+++ INPUT FOR THIS TASK +++
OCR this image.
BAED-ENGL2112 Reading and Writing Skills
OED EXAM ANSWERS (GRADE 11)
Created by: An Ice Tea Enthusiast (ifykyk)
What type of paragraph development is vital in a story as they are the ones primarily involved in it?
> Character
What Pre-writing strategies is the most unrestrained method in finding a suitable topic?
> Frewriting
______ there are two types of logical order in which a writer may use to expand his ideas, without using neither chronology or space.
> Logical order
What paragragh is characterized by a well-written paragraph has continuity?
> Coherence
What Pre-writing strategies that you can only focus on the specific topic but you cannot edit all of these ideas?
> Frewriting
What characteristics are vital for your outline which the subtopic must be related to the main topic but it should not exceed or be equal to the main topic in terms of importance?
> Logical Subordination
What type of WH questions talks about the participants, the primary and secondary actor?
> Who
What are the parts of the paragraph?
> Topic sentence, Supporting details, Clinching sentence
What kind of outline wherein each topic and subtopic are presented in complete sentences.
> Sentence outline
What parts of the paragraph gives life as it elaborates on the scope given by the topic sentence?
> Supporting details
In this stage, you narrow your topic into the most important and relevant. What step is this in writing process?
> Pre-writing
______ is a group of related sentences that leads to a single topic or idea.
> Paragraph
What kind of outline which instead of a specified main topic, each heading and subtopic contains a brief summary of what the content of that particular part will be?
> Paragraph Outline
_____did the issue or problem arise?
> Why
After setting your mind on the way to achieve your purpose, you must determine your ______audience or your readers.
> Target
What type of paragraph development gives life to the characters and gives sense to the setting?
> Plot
+++
_WHAT YOU SHOULD DO_: Each line that holds the word "which" is to be copied.

_THE COMPLETED TASK_:
______ there are two types of logical order in which a writer may use to expand his ideas, without using neither chronology or space.
What characteristics are vital for your outline which the subtopic must be related to the main topic but it should not exceed or be equal to the main topic in terms of importance?
What kind of outline which instead of a specified main topic, each heading and subtopic contains a brief summary of what the content of that particular part will be?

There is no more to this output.